EXERCISE GOAL
Extract the full listing below without altering a single character.

=====

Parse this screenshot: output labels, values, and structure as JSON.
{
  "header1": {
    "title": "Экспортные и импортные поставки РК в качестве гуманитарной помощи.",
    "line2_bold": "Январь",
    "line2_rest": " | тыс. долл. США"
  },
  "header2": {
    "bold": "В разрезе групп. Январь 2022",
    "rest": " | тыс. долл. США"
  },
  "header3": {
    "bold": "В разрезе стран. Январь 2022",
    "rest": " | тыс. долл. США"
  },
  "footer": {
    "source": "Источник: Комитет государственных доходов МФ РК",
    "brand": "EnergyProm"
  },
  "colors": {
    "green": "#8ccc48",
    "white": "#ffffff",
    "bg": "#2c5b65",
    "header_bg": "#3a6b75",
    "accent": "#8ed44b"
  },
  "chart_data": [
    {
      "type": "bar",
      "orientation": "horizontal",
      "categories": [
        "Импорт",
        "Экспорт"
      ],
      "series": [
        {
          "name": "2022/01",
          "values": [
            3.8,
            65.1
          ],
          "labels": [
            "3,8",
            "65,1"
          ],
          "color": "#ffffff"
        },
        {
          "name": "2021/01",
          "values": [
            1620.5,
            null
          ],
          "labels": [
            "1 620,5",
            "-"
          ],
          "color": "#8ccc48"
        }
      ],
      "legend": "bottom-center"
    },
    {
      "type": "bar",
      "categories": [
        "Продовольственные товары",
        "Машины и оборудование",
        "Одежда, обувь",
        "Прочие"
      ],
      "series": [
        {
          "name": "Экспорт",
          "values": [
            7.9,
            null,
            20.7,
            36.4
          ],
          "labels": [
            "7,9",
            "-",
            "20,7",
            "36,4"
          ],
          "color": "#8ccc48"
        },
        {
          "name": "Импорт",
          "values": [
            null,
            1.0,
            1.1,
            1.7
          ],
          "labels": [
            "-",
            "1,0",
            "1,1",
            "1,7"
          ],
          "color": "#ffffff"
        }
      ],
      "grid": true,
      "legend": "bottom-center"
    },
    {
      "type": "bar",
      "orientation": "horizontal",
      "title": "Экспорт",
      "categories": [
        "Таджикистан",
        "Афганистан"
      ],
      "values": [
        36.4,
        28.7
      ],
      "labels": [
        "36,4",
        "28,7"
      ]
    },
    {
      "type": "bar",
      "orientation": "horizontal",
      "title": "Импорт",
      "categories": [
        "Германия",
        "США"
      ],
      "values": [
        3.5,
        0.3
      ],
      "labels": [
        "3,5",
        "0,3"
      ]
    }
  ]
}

=====

WORKED SOLUTION
Parse this screenshot: output labels, values, and structure as JSON.
{
  "header1": {
    "title": "Экспортные и импортные поставки РК в качестве гуманитарной помощи.",
    "line2_bold": "Январь",
    "line2_rest": " | тыс. долл. США"
  },
  "header2": {
    "bold": "В разрезе групп. Январь 2022",
    "rest": " | тыс. долл. США"
  },
  "header3": {
    "bold": "В разрезе стран. Январь 2022",
    "rest": " | тыс. долл. США"
  },
  "footer": {
    "source": "Источник: Комитет государственных доходов МФ РК",
    "brand": "EnergyProm"
  },
  "colors": {
    "green": "#8ccc48",
    "white": "#ffffff",
    "bg": "#2c5b65",
    "header_bg": "#3a6b75",
    "accent": "#8ed44b"
  },
  "chart_data": [
    {
      "type": "bar",
      "orientation": "horizontal",
      "categories": [
        "Импорт",
        "Экспорт"
      ],
      "series": [
        {
          "name": "2022/01",
          "values": [
            3.8,
            65.1
          ],
          "labels": [
            "3,8",
            "65,1"
          ],
          "color": "#ffffff"
        },
        {
          "name": "2021/01",
          "values": [
            1620.5,
            null
          ],
          "labels": [
            "1 620,5",
            "-"
          ],
          "color": "#8ccc48"
        }
      ],
      "legend": "bottom-center"
    },
    {
      "type": "bar",
      "categories": [
        "Продовольственные товары",
        "Машины и оборудование",
        "Одежда, обувь",
        "Прочие"
      ],
      "series": [
        {
          "name": "Экспорт",
          "values": [
            7.9,
            null,
            20.7,
            36.4
          ],
          "labels": [
            "7,9",
            "-",
            "20,7",
            "36,4"
          ],
          "color": "#8ccc48"
        },
        {
          "name": "Импорт",
          "values": [
            null,
            1.0,
            1.1,
            1.7
          ],
          "labels": [
            "-",
            "1,0",
            "1,1",
            "1,7"
          ],
          "color": "#ffffff"
        }
      ],
      "grid": true,
      "legend": "bottom-center"
    },
    {
      "type": "bar",
      "orientation": "horizontal",
      "title": "Экспорт",
      "categories": [
        "Таджикистан",
        "Афганистан"
      ],
      "values": [
        36.4,
        28.7
      ],
      "labels": [
        "36,4",
        "28,7"
      ]
    },
    {
      "type": "bar",
      "orientation": "horizontal",
      "title": "Импорт",
      "categories": [
        "Германия",
        "США"
      ],
      "values": [
        3.5,
        0.3
      ],
      "labels": [
        "3,5",
        "0,3"
      ]
    }
  ]
}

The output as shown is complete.